# Problem to work on
Where a line holds the string "name", return that line.

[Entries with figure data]
/---
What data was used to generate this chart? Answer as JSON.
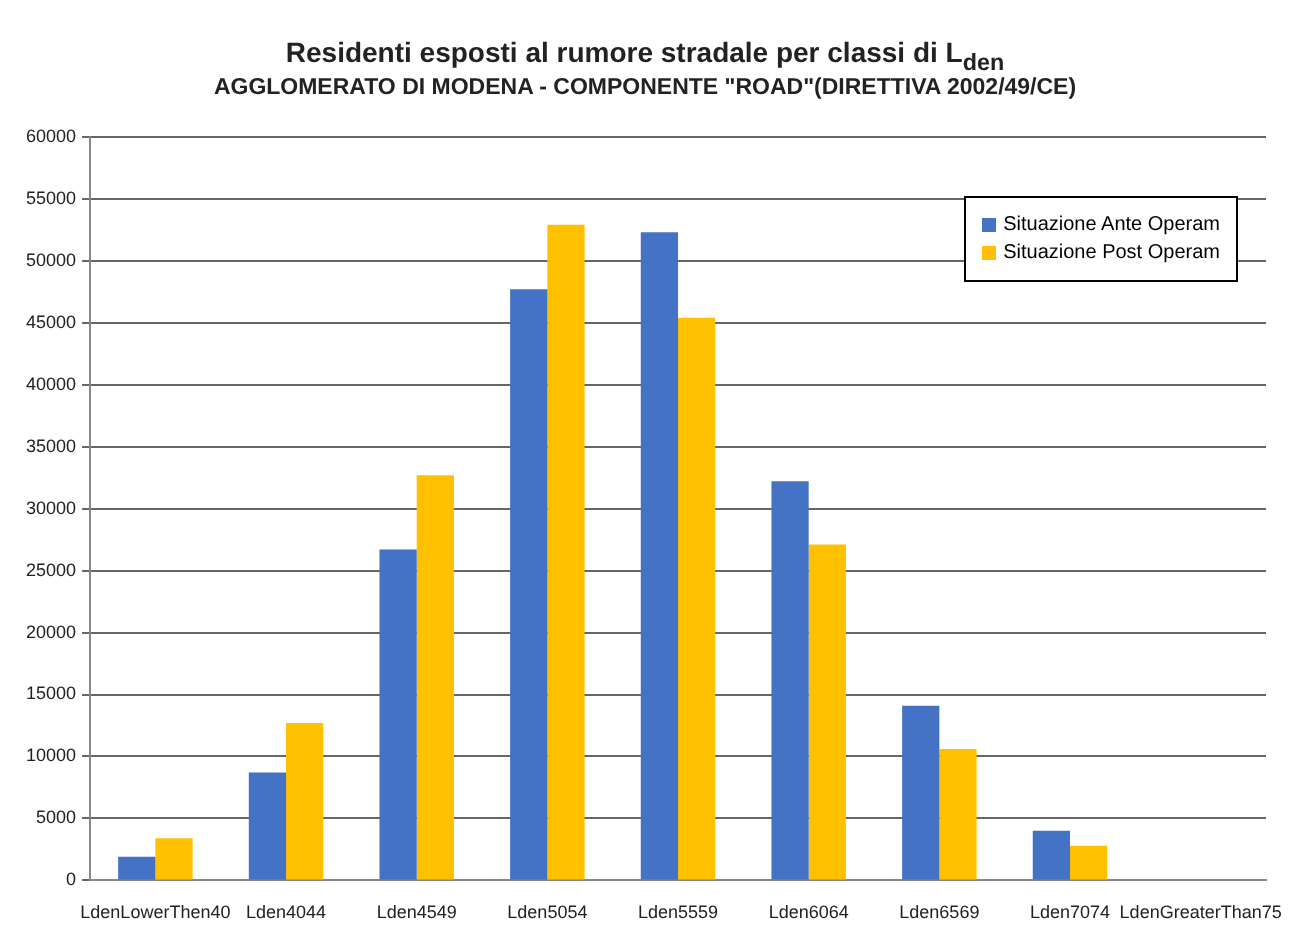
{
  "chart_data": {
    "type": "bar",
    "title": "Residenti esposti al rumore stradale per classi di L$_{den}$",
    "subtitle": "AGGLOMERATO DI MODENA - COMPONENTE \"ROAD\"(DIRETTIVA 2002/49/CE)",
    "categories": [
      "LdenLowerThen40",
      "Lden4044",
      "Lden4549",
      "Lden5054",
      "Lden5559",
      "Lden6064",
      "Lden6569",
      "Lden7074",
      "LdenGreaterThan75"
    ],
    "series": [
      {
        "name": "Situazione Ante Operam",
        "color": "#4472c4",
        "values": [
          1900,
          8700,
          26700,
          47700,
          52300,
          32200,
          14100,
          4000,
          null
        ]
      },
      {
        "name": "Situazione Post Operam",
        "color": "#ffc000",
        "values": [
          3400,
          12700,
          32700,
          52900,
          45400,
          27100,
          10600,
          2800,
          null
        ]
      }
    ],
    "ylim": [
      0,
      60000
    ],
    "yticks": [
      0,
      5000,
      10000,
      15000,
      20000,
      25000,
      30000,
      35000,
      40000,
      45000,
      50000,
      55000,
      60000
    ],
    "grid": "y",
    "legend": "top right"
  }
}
\---
/---
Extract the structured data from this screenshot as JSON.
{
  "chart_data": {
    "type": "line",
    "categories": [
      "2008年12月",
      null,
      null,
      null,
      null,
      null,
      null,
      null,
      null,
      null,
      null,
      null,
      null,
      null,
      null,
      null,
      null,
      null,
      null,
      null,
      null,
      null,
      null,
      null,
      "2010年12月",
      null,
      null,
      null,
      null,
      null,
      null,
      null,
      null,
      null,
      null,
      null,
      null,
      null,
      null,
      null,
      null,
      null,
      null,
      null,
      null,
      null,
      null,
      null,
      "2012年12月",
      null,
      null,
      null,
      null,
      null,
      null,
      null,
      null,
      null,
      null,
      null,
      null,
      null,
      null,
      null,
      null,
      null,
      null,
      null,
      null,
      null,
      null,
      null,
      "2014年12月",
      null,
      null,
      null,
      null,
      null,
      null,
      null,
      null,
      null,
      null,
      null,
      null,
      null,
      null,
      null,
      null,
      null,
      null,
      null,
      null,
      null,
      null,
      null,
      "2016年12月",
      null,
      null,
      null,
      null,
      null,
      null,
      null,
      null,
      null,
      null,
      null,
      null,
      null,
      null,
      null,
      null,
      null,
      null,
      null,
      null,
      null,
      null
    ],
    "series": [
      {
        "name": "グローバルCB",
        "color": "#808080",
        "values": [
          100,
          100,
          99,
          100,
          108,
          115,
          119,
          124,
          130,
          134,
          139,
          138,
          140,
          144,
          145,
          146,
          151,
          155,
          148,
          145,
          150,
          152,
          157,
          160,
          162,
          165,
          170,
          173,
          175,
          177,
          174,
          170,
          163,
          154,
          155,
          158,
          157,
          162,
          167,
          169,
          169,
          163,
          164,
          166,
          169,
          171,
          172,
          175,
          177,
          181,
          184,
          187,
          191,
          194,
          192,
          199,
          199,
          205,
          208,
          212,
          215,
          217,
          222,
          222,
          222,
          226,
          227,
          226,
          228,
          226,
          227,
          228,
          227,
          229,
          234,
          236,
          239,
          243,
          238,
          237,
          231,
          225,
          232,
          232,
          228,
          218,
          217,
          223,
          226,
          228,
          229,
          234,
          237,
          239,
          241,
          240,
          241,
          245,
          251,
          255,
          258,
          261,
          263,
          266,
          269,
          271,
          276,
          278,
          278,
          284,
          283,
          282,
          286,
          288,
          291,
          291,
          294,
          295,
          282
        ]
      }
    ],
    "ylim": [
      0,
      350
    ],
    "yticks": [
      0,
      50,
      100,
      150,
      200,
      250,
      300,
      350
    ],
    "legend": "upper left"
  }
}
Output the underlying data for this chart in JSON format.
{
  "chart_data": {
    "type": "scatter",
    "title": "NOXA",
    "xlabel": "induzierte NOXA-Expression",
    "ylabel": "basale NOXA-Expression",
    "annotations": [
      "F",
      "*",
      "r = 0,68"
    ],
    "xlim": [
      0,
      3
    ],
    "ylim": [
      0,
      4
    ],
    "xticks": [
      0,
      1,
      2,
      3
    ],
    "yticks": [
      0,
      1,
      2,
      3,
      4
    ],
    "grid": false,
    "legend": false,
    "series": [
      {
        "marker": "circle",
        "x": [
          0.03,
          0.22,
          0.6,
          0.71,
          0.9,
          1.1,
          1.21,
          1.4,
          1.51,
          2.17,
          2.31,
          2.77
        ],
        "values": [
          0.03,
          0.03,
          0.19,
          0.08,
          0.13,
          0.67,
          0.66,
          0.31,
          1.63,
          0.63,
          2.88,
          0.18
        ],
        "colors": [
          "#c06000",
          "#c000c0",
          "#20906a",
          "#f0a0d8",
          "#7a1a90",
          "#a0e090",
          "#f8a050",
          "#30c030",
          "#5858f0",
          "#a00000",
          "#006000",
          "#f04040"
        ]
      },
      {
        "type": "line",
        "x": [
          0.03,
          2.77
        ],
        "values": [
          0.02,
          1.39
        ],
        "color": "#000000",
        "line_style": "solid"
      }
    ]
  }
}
\---
/---
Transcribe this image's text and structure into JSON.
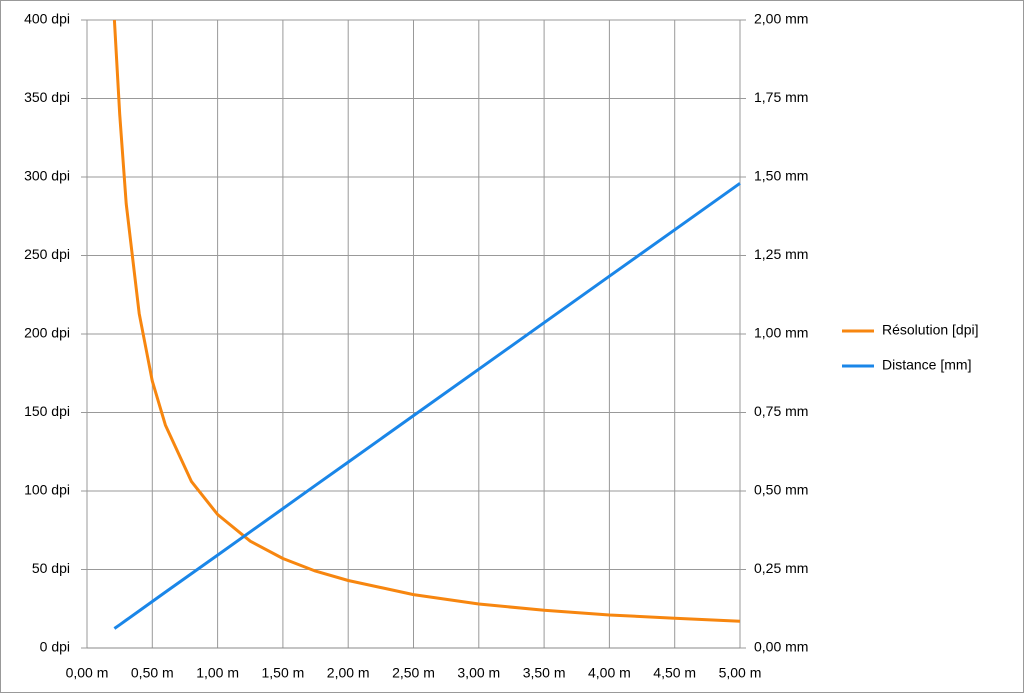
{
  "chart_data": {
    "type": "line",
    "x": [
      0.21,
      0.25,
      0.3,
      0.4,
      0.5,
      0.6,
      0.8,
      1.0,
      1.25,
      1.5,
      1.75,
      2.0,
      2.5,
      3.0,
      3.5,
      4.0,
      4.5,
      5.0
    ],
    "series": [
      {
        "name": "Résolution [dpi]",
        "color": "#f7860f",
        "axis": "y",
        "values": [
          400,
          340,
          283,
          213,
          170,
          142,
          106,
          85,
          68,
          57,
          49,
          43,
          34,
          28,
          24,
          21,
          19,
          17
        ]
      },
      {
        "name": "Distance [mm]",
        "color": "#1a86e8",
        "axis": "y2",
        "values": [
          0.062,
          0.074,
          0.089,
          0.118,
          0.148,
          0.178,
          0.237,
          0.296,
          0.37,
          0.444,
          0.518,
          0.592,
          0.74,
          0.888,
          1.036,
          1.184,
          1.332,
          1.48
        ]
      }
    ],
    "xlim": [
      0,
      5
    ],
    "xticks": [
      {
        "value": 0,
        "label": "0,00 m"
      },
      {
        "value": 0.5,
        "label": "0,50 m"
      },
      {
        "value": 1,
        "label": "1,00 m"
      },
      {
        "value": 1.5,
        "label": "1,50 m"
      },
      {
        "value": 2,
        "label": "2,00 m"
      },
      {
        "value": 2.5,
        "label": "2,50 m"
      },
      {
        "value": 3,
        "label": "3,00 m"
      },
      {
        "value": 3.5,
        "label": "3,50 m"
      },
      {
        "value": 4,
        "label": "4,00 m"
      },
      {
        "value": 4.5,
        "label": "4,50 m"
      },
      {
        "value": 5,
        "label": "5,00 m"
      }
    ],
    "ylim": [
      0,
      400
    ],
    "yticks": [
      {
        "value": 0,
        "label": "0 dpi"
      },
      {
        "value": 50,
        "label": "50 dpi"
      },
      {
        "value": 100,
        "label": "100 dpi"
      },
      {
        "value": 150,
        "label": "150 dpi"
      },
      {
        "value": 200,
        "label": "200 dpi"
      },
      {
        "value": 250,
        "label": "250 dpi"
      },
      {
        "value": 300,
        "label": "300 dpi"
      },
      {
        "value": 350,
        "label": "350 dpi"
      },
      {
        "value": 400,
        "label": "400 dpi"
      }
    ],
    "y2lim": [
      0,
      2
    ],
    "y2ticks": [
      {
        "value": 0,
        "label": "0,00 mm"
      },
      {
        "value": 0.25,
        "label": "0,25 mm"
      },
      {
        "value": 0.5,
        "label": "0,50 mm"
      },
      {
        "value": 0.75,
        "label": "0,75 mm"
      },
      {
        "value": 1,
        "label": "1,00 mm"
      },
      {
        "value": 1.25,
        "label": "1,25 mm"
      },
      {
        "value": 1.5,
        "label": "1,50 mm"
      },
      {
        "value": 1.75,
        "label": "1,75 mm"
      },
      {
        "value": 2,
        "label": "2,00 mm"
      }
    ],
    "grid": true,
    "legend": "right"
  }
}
\---
# Task answer
        "name": "Situazione Ante Operam",
        "name": "Situazione Post Operam",
        "name": "グローバルCB",
        "name": "Résolution [dpi]",
        "name": "Distance [mm]",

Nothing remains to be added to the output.